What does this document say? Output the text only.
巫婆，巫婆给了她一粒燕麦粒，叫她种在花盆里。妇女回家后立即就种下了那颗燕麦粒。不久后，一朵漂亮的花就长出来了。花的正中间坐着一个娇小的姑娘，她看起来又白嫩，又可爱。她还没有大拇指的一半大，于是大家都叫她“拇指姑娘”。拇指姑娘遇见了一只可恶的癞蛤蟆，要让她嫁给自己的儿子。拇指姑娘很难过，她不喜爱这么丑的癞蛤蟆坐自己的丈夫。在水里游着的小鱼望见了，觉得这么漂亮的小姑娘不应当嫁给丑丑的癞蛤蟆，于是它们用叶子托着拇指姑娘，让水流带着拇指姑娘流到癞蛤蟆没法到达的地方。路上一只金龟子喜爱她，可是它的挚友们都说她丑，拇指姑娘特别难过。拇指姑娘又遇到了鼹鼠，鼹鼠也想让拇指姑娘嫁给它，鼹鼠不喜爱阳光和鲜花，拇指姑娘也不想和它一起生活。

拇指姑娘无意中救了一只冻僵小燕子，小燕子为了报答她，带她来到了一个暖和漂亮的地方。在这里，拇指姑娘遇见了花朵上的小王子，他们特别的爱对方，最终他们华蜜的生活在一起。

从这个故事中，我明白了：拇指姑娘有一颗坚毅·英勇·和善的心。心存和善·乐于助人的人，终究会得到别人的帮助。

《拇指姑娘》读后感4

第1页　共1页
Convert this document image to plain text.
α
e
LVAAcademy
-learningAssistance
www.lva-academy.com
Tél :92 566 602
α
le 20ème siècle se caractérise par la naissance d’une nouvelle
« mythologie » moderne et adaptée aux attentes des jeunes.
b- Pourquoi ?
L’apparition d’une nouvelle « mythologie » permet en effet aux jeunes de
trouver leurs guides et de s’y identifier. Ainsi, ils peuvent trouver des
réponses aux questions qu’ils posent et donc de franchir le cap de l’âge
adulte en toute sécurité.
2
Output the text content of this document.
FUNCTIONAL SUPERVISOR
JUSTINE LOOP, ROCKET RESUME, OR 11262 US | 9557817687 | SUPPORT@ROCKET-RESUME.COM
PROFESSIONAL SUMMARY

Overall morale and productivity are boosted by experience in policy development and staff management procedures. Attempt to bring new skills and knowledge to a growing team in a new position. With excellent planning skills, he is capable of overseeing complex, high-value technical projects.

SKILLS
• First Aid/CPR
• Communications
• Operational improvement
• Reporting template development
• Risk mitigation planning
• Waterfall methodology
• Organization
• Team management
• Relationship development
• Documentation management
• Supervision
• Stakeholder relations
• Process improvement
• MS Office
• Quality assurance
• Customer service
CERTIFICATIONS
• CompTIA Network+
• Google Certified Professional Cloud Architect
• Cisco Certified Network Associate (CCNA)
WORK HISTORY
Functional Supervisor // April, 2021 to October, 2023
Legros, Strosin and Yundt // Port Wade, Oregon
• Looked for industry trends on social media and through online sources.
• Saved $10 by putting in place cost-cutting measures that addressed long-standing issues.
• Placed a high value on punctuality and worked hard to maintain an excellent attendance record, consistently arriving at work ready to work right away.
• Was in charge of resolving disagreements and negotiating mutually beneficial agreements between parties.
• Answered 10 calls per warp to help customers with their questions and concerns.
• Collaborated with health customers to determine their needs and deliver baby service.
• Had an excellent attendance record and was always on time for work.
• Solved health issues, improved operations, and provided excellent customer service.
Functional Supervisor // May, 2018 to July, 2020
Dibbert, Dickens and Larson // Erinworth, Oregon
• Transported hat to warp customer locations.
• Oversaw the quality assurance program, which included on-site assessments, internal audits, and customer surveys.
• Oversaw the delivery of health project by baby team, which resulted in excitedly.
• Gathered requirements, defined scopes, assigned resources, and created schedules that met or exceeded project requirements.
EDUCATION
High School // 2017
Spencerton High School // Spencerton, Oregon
○ ○ ○ ○ ○ ○ ○
**What to work on**
Tally the lines that hold the string "service" and state the total, nothing more.

**The output**
3